• Provided records:
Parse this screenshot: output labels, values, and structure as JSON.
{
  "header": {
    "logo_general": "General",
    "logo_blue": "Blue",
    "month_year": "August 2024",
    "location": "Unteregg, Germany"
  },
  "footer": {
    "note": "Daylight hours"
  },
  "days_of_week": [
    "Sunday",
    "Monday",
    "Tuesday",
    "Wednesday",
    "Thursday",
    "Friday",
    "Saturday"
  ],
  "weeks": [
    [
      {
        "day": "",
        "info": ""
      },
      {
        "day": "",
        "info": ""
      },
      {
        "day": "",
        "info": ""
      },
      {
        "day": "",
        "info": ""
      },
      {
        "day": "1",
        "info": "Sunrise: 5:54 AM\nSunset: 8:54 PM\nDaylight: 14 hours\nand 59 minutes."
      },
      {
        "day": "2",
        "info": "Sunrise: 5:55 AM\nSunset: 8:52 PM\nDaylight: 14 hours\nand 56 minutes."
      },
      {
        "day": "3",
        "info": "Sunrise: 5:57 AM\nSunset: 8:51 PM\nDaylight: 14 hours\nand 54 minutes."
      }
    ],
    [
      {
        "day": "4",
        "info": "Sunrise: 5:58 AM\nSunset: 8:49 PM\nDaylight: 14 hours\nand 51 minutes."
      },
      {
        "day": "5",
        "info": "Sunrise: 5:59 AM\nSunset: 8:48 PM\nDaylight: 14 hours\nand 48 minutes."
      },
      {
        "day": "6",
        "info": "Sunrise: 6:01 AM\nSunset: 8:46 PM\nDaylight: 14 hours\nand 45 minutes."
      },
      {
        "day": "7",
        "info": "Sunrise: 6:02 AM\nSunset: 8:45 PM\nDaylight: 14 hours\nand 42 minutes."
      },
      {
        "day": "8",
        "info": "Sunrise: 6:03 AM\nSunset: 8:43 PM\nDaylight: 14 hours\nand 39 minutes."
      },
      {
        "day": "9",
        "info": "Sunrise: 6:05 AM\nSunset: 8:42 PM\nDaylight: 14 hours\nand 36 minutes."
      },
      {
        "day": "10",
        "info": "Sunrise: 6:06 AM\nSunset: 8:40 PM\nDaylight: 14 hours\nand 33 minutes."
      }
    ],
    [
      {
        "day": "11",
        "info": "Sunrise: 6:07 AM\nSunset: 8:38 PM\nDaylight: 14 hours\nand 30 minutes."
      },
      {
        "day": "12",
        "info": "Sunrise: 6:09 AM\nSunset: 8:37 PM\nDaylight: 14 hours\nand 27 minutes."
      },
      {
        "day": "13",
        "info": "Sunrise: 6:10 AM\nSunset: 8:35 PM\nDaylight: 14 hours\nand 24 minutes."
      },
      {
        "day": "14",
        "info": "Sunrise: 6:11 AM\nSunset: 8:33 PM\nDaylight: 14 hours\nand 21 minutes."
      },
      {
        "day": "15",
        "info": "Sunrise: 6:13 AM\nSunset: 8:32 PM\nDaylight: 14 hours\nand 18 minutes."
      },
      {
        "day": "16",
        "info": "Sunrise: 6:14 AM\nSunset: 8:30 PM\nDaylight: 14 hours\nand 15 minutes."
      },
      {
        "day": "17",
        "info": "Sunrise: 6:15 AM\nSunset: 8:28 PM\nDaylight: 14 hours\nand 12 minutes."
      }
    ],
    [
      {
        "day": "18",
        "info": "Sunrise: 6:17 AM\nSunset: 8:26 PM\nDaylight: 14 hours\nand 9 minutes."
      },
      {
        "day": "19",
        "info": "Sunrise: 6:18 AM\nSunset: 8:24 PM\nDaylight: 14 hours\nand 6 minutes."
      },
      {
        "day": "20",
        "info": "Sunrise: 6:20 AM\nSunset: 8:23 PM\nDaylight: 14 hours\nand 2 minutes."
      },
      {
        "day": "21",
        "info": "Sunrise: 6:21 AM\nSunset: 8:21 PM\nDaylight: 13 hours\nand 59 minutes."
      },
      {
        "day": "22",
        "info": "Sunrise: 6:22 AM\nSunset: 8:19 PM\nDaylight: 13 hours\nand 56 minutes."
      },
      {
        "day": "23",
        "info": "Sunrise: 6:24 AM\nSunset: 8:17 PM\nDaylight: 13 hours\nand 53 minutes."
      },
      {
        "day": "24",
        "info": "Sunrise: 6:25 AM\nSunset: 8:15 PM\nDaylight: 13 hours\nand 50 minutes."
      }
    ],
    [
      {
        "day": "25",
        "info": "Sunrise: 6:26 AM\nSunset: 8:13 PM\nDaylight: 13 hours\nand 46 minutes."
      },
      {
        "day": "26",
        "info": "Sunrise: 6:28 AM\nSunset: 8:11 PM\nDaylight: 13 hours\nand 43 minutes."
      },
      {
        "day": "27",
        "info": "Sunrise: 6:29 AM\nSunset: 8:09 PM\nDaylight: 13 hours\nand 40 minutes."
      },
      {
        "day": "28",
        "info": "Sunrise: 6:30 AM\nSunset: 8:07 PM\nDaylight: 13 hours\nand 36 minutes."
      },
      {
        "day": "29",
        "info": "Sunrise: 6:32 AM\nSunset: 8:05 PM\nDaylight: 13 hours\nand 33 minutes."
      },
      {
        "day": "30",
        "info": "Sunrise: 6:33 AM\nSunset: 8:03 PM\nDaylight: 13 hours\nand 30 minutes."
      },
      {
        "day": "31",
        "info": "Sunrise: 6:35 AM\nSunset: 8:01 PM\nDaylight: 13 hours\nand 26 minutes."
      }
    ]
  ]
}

• Written request: All of the material must be reproduced exactly.

• Response to the task:
Parse this screenshot: output labels, values, and structure as JSON.
{
  "header": {
    "logo_general": "General",
    "logo_blue": "Blue",
    "month_year": "August 2024",
    "location": "Unteregg, Germany"
  },
  "footer": {
    "note": "Daylight hours"
  },
  "days_of_week": [
    "Sunday",
    "Monday",
    "Tuesday",
    "Wednesday",
    "Thursday",
    "Friday",
    "Saturday"
  ],
  "weeks": [
    [
      {
        "day": "",
        "info": ""
      },
      {
        "day": "",
        "info": ""
      },
      {
        "day": "",
        "info": ""
      },
      {
        "day": "",
        "info": ""
      },
      {
        "day": "1",
        "info": "Sunrise: 5:54 AM\nSunset: 8:54 PM\nDaylight: 14 hours\nand 59 minutes."
      },
      {
        "day": "2",
        "info": "Sunrise: 5:55 AM\nSunset: 8:52 PM\nDaylight: 14 hours\nand 56 minutes."
      },
      {
        "day": "3",
        "info": "Sunrise: 5:57 AM\nSunset: 8:51 PM\nDaylight: 14 hours\nand 54 minutes."
      }
    ],
    [
      {
        "day": "4",
        "info": "Sunrise: 5:58 AM\nSunset: 8:49 PM\nDaylight: 14 hours\nand 51 minutes."
      },
      {
        "day": "5",
        "info": "Sunrise: 5:59 AM\nSunset: 8:48 PM\nDaylight: 14 hours\nand 48 minutes."
      },
      {
        "day": "6",
        "info": "Sunrise: 6:01 AM\nSunset: 8:46 PM\nDaylight: 14 hours\nand 45 minutes."
      },
      {
        "day": "7",
        "info": "Sunrise: 6:02 AM\nSunset: 8:45 PM\nDaylight: 14 hours\nand 42 minutes."
      },
      {
        "day": "8",
        "info": "Sunrise: 6:03 AM\nSunset: 8:43 PM\nDaylight: 14 hours\nand 39 minutes."
      },
      {
        "day": "9",
        "info": "Sunrise: 6:05 AM\nSunset: 8:42 PM\nDaylight: 14 hours\nand 36 minutes."
      },
      {
        "day": "10",
        "info": "Sunrise: 6:06 AM\nSunset: 8:40 PM\nDaylight: 14 hours\nand 33 minutes."
      }
    ],
    [
      {
        "day": "11",
        "info": "Sunrise: 6:07 AM\nSunset: 8:38 PM\nDaylight: 14 hours\nand 30 minutes."
      },
      {
        "day": "12",
        "info": "Sunrise: 6:09 AM\nSunset: 8:37 PM\nDaylight: 14 hours\nand 27 minutes."
      },
      {
        "day": "13",
        "info": "Sunrise: 6:10 AM\nSunset: 8:35 PM\nDaylight: 14 hours\nand 24 minutes."
      },
      {
        "day": "14",
        "info": "Sunrise: 6:11 AM\nSunset: 8:33 PM\nDaylight: 14 hours\nand 21 minutes."
      },
      {
        "day": "15",
        "info": "Sunrise: 6:13 AM\nSunset: 8:32 PM\nDaylight: 14 hours\nand 18 minutes."
      },
      {
        "day": "16",
        "info": "Sunrise: 6:14 AM\nSunset: 8:30 PM\nDaylight: 14 hours\nand 15 minutes."
      },
      {
        "day": "17",
        "info": "Sunrise: 6:15 AM\nSunset: 8:28 PM\nDaylight: 14 hours\nand 12 minutes."
      }
    ],
    [
      {
        "day": "18",
        "info": "Sunrise: 6:17 AM\nSunset: 8:26 PM\nDaylight: 14 hours\nand 9 minutes."
      },
      {
        "day": "19",
        "info": "Sunrise: 6:18 AM\nSunset: 8:24 PM\nDaylight: 14 hours\nand 6 minutes."
      },
      {
        "day": "20",
        "info": "Sunrise: 6:20 AM\nSunset: 8:23 PM\nDaylight: 14 hours\nand 2 minutes."
      },
      {
        "day": "21",
        "info": "Sunrise: 6:21 AM\nSunset: 8:21 PM\nDaylight: 13 hours\nand 59 minutes."
      },
      {
        "day": "22",
        "info": "Sunrise: 6:22 AM\nSunset: 8:19 PM\nDaylight: 13 hours\nand 56 minutes."
      },
      {
        "day": "23",
        "info": "Sunrise: 6:24 AM\nSunset: 8:17 PM\nDaylight: 13 hours\nand 53 minutes."
      },
      {
        "day": "24",
        "info": "Sunrise: 6:25 AM\nSunset: 8:15 PM\nDaylight: 13 hours\nand 50 minutes."
      }
    ],
    [
      {
        "day": "25",
        "info": "Sunrise: 6:26 AM\nSunset: 8:13 PM\nDaylight: 13 hours\nand 46 minutes."
      },
      {
        "day": "26",
        "info": "Sunrise: 6:28 AM\nSunset: 8:11 PM\nDaylight: 13 hours\nand 43 minutes."
      },
      {
        "day": "27",
        "info": "Sunrise: 6:29 AM\nSunset: 8:09 PM\nDaylight: 13 hours\nand 40 minutes."
      },
      {
        "day": "28",
        "info": "Sunrise: 6:30 AM\nSunset: 8:07 PM\nDaylight: 13 hours\nand 36 minutes."
      },
      {
        "day": "29",
        "info": "Sunrise: 6:32 AM\nSunset: 8:05 PM\nDaylight: 13 hours\nand 33 minutes."
      },
      {
        "day": "30",
        "info": "Sunrise: 6:33 AM\nSunset: 8:03 PM\nDaylight: 13 hours\nand 30 minutes."
      },
      {
        "day": "31",
        "info": "Sunrise: 6:35 AM\nSunset: 8:01 PM\nDaylight: 13 hours\nand 26 minutes."
      }
    ]
  ]
}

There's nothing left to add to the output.